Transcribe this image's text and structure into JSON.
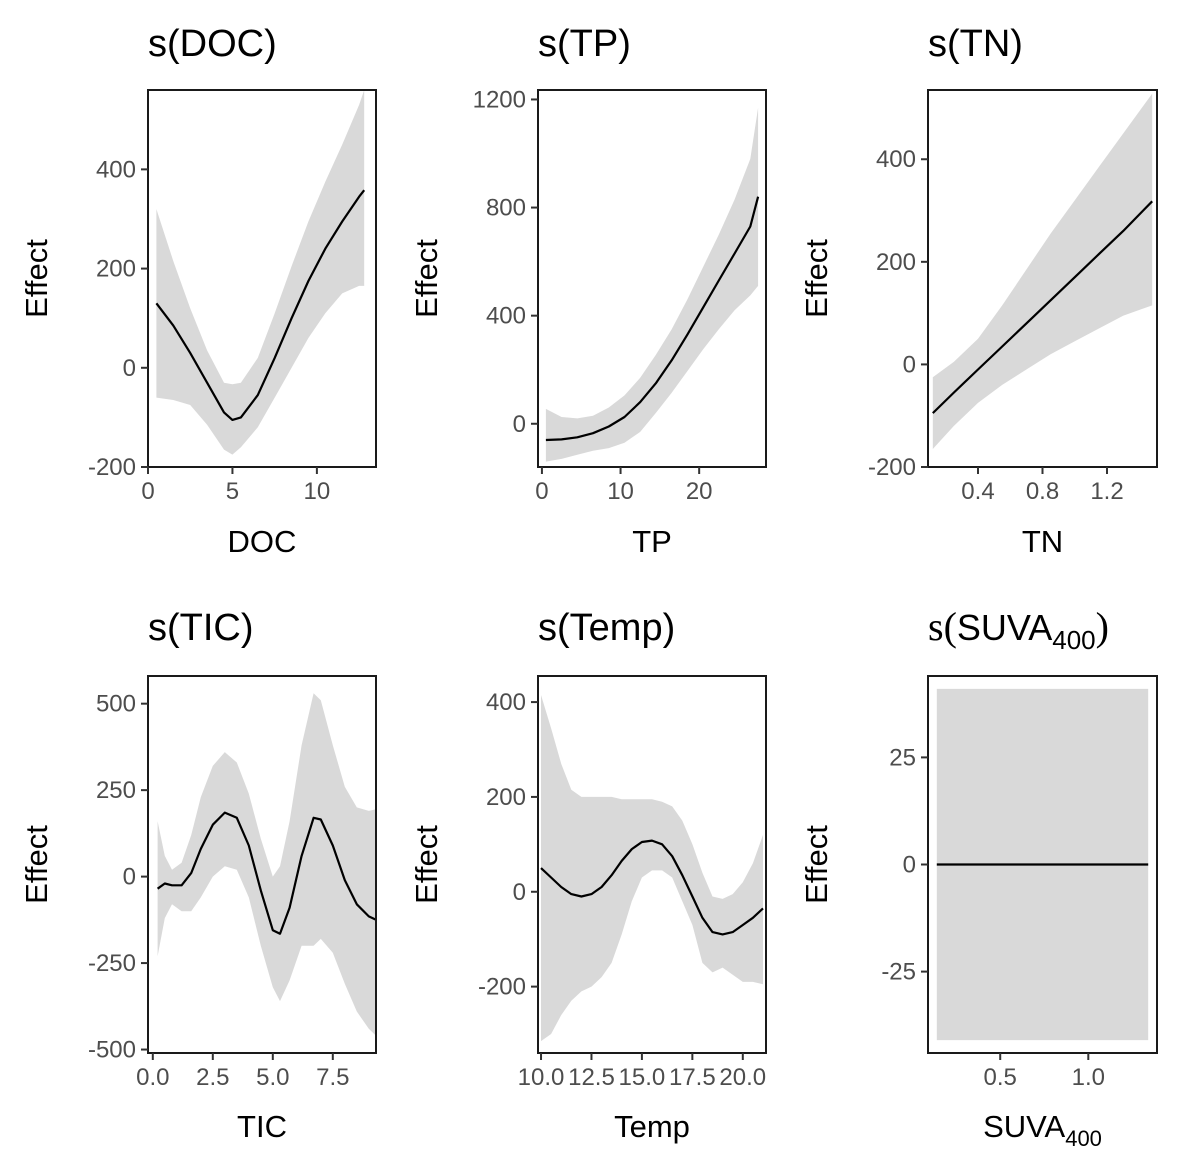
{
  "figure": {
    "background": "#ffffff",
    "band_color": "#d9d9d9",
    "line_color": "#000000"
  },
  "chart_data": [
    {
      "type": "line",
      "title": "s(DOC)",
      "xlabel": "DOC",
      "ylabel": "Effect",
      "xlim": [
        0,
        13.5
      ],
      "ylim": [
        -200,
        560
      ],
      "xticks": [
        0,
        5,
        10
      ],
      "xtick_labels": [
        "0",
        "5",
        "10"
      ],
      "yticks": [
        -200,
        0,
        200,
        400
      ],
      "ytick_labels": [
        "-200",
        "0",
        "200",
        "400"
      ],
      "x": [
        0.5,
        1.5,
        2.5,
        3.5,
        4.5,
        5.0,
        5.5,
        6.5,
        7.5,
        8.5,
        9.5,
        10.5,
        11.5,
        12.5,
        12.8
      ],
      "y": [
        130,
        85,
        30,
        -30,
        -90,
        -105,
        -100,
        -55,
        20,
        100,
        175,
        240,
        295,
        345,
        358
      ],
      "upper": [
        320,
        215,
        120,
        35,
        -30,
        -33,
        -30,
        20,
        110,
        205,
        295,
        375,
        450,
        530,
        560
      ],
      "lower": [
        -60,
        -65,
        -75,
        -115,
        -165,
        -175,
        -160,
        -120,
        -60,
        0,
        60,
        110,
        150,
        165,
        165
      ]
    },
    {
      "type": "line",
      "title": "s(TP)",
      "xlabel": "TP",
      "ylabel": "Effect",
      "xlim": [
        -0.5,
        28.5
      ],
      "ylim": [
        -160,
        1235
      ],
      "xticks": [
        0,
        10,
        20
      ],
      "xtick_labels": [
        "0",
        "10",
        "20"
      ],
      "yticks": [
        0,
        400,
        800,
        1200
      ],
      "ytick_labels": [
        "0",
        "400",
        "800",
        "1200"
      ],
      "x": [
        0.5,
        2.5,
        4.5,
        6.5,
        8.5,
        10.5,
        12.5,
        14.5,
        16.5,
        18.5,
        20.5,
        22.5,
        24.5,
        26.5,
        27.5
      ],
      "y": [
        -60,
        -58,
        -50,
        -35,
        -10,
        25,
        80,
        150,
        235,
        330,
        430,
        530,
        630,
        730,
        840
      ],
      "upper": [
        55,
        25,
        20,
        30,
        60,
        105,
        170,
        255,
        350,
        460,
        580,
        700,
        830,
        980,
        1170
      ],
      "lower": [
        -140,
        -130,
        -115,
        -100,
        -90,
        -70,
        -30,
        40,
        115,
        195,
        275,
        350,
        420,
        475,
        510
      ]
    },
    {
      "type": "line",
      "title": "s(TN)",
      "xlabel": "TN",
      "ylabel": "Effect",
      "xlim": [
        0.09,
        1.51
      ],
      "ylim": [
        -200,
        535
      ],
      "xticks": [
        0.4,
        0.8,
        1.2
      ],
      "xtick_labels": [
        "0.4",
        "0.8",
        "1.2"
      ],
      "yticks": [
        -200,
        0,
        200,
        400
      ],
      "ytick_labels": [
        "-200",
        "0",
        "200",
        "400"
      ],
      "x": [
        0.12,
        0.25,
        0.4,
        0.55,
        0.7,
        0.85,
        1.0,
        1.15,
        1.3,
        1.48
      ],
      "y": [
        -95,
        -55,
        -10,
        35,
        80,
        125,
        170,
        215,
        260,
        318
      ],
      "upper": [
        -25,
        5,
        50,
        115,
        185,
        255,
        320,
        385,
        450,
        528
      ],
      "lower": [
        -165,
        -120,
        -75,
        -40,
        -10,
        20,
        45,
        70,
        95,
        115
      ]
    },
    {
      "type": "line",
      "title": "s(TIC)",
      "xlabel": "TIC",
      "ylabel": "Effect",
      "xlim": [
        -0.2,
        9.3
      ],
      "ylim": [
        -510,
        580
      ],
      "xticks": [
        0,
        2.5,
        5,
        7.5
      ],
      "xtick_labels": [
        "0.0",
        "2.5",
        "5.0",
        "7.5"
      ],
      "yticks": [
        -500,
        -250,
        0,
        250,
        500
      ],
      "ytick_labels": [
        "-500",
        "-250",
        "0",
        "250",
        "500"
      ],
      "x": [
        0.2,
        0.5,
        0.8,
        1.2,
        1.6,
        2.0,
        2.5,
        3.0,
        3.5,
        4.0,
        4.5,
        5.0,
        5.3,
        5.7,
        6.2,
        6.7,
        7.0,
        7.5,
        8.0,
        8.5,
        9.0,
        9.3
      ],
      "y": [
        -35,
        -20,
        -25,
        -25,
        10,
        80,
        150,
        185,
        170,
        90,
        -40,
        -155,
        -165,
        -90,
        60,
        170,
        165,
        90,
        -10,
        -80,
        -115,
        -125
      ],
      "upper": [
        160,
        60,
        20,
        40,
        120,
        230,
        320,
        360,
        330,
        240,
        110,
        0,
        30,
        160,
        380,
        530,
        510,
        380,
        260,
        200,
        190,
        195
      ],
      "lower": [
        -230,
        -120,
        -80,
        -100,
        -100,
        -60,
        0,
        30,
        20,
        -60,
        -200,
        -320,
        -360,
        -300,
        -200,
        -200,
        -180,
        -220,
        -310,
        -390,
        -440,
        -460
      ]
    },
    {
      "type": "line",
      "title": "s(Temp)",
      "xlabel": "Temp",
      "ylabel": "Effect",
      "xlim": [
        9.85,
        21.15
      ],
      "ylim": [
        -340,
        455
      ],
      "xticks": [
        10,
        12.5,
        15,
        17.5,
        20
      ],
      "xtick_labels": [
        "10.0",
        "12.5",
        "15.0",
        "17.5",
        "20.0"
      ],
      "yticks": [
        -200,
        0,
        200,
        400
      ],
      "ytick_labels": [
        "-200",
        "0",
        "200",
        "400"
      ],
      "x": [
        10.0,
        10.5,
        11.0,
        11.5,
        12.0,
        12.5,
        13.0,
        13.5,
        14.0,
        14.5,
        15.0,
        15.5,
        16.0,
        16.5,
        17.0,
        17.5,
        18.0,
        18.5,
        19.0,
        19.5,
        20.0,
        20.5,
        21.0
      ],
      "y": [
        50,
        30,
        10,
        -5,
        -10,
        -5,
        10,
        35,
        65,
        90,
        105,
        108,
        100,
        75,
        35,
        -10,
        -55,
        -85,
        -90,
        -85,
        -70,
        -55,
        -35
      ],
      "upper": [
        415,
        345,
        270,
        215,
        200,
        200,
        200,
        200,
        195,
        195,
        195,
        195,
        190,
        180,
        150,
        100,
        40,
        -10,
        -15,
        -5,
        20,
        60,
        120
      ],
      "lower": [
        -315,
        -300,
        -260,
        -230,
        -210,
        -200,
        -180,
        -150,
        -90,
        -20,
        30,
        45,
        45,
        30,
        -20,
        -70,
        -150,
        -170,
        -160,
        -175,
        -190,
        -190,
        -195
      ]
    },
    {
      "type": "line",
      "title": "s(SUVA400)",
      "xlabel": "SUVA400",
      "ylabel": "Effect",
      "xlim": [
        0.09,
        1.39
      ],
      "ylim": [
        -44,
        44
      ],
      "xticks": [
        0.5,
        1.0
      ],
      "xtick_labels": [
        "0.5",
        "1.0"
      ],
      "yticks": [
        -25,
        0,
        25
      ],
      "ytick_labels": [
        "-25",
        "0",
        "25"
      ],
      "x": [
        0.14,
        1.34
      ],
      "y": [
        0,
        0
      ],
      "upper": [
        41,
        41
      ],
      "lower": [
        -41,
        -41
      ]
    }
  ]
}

◆ EXERCISE DETAILS: Give all the entries again exactly, dropping each picture.

◆ FINISHED ANSWER:
Transcribe this image's text and structure into JSON.
{
  "figure": {
    "background": "#ffffff",
    "band_color": "#d9d9d9",
    "line_color": "#000000"
  },
  "chart_data": [
    {
      "type": "line",
      "title": "s(DOC)",
      "xlabel": "DOC",
      "ylabel": "Effect",
      "xlim": [
        0,
        13.5
      ],
      "ylim": [
        -200,
        560
      ],
      "xticks": [
        0,
        5,
        10
      ],
      "xtick_labels": [
        "0",
        "5",
        "10"
      ],
      "yticks": [
        -200,
        0,
        200,
        400
      ],
      "ytick_labels": [
        "-200",
        "0",
        "200",
        "400"
      ],
      "x": [
        0.5,
        1.5,
        2.5,
        3.5,
        4.5,
        5.0,
        5.5,
        6.5,
        7.5,
        8.5,
        9.5,
        10.5,
        11.5,
        12.5,
        12.8
      ],
      "y": [
        130,
        85,
        30,
        -30,
        -90,
        -105,
        -100,
        -55,
        20,
        100,
        175,
        240,
        295,
        345,
        358
      ],
      "upper": [
        320,
        215,
        120,
        35,
        -30,
        -33,
        -30,
        20,
        110,
        205,
        295,
        375,
        450,
        530,
        560
      ],
      "lower": [
        -60,
        -65,
        -75,
        -115,
        -165,
        -175,
        -160,
        -120,
        -60,
        0,
        60,
        110,
        150,
        165,
        165
      ]
    },
    {
      "type": "line",
      "title": "s(TP)",
      "xlabel": "TP",
      "ylabel": "Effect",
      "xlim": [
        -0.5,
        28.5
      ],
      "ylim": [
        -160,
        1235
      ],
      "xticks": [
        0,
        10,
        20
      ],
      "xtick_labels": [
        "0",
        "10",
        "20"
      ],
      "yticks": [
        0,
        400,
        800,
        1200
      ],
      "ytick_labels": [
        "0",
        "400",
        "800",
        "1200"
      ],
      "x": [
        0.5,
        2.5,
        4.5,
        6.5,
        8.5,
        10.5,
        12.5,
        14.5,
        16.5,
        18.5,
        20.5,
        22.5,
        24.5,
        26.5,
        27.5
      ],
      "y": [
        -60,
        -58,
        -50,
        -35,
        -10,
        25,
        80,
        150,
        235,
        330,
        430,
        530,
        630,
        730,
        840
      ],
      "upper": [
        55,
        25,
        20,
        30,
        60,
        105,
        170,
        255,
        350,
        460,
        580,
        700,
        830,
        980,
        1170
      ],
      "lower": [
        -140,
        -130,
        -115,
        -100,
        -90,
        -70,
        -30,
        40,
        115,
        195,
        275,
        350,
        420,
        475,
        510
      ]
    },
    {
      "type": "line",
      "title": "s(TN)",
      "xlabel": "TN",
      "ylabel": "Effect",
      "xlim": [
        0.09,
        1.51
      ],
      "ylim": [
        -200,
        535
      ],
      "xticks": [
        0.4,
        0.8,
        1.2
      ],
      "xtick_labels": [
        "0.4",
        "0.8",
        "1.2"
      ],
      "yticks": [
        -200,
        0,
        200,
        400
      ],
      "ytick_labels": [
        "-200",
        "0",
        "200",
        "400"
      ],
      "x": [
        0.12,
        0.25,
        0.4,
        0.55,
        0.7,
        0.85,
        1.0,
        1.15,
        1.3,
        1.48
      ],
      "y": [
        -95,
        -55,
        -10,
        35,
        80,
        125,
        170,
        215,
        260,
        318
      ],
      "upper": [
        -25,
        5,
        50,
        115,
        185,
        255,
        320,
        385,
        450,
        528
      ],
      "lower": [
        -165,
        -120,
        -75,
        -40,
        -10,
        20,
        45,
        70,
        95,
        115
      ]
    },
    {
      "type": "line",
      "title": "s(TIC)",
      "xlabel": "TIC",
      "ylabel": "Effect",
      "xlim": [
        -0.2,
        9.3
      ],
      "ylim": [
        -510,
        580
      ],
      "xticks": [
        0,
        2.5,
        5,
        7.5
      ],
      "xtick_labels": [
        "0.0",
        "2.5",
        "5.0",
        "7.5"
      ],
      "yticks": [
        -500,
        -250,
        0,
        250,
        500
      ],
      "ytick_labels": [
        "-500",
        "-250",
        "0",
        "250",
        "500"
      ],
      "x": [
        0.2,
        0.5,
        0.8,
        1.2,
        1.6,
        2.0,
        2.5,
        3.0,
        3.5,
        4.0,
        4.5,
        5.0,
        5.3,
        5.7,
        6.2,
        6.7,
        7.0,
        7.5,
        8.0,
        8.5,
        9.0,
        9.3
      ],
      "y": [
        -35,
        -20,
        -25,
        -25,
        10,
        80,
        150,
        185,
        170,
        90,
        -40,
        -155,
        -165,
        -90,
        60,
        170,
        165,
        90,
        -10,
        -80,
        -115,
        -125
      ],
      "upper": [
        160,
        60,
        20,
        40,
        120,
        230,
        320,
        360,
        330,
        240,
        110,
        0,
        30,
        160,
        380,
        530,
        510,
        380,
        260,
        200,
        190,
        195
      ],
      "lower": [
        -230,
        -120,
        -80,
        -100,
        -100,
        -60,
        0,
        30,
        20,
        -60,
        -200,
        -320,
        -360,
        -300,
        -200,
        -200,
        -180,
        -220,
        -310,
        -390,
        -440,
        -460
      ]
    },
    {
      "type": "line",
      "title": "s(Temp)",
      "xlabel": "Temp",
      "ylabel": "Effect",
      "xlim": [
        9.85,
        21.15
      ],
      "ylim": [
        -340,
        455
      ],
      "xticks": [
        10,
        12.5,
        15,
        17.5,
        20
      ],
      "xtick_labels": [
        "10.0",
        "12.5",
        "15.0",
        "17.5",
        "20.0"
      ],
      "yticks": [
        -200,
        0,
        200,
        400
      ],
      "ytick_labels": [
        "-200",
        "0",
        "200",
        "400"
      ],
      "x": [
        10.0,
        10.5,
        11.0,
        11.5,
        12.0,
        12.5,
        13.0,
        13.5,
        14.0,
        14.5,
        15.0,
        15.5,
        16.0,
        16.5,
        17.0,
        17.5,
        18.0,
        18.5,
        19.0,
        19.5,
        20.0,
        20.5,
        21.0
      ],
      "y": [
        50,
        30,
        10,
        -5,
        -10,
        -5,
        10,
        35,
        65,
        90,
        105,
        108,
        100,
        75,
        35,
        -10,
        -55,
        -85,
        -90,
        -85,
        -70,
        -55,
        -35
      ],
      "upper": [
        415,
        345,
        270,
        215,
        200,
        200,
        200,
        200,
        195,
        195,
        195,
        195,
        190,
        180,
        150,
        100,
        40,
        -10,
        -15,
        -5,
        20,
        60,
        120
      ],
      "lower": [
        -315,
        -300,
        -260,
        -230,
        -210,
        -200,
        -180,
        -150,
        -90,
        -20,
        30,
        45,
        45,
        30,
        -20,
        -70,
        -150,
        -170,
        -160,
        -175,
        -190,
        -190,
        -195
      ]
    },
    {
      "type": "line",
      "title": "s(SUVA400)",
      "xlabel": "SUVA400",
      "ylabel": "Effect",
      "xlim": [
        0.09,
        1.39
      ],
      "ylim": [
        -44,
        44
      ],
      "xticks": [
        0.5,
        1.0
      ],
      "xtick_labels": [
        "0.5",
        "1.0"
      ],
      "yticks": [
        -25,
        0,
        25
      ],
      "ytick_labels": [
        "-25",
        "0",
        "25"
      ],
      "x": [
        0.14,
        1.34
      ],
      "y": [
        0,
        0
      ],
      "upper": [
        41,
        41
      ],
      "lower": [
        -41,
        -41
      ]
    }
  ]
}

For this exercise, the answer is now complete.